TASK DESCRIPTION ::
From the listing below, extract each line containing the string "experience".

DATA LINES ::
— Start —

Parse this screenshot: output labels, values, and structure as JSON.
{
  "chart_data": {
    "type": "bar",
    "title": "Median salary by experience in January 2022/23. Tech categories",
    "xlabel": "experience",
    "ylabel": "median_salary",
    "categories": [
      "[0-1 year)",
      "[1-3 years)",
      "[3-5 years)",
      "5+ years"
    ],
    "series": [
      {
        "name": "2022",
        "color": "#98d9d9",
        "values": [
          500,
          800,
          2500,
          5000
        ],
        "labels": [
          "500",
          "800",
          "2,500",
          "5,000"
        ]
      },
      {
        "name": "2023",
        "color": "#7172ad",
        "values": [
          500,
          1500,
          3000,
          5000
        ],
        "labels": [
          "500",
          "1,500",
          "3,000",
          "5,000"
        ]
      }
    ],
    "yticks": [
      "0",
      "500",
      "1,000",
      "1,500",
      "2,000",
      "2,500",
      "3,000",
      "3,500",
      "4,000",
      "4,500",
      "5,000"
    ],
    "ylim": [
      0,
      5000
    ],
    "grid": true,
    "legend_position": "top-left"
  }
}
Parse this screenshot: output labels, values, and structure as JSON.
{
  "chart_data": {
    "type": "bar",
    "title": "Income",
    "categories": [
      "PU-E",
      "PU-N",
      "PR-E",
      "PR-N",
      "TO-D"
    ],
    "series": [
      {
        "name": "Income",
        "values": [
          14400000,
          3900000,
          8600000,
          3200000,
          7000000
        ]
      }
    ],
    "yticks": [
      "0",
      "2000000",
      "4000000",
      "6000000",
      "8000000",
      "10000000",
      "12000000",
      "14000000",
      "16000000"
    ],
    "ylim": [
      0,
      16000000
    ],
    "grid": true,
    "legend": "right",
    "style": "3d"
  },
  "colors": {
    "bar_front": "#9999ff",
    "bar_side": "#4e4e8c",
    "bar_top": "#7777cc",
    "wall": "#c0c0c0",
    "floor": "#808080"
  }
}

— End —

FINAL RESULT ::
    "title": "Median salary by experience in January 2022/23. Tech categories",
    "xlabel": "experience",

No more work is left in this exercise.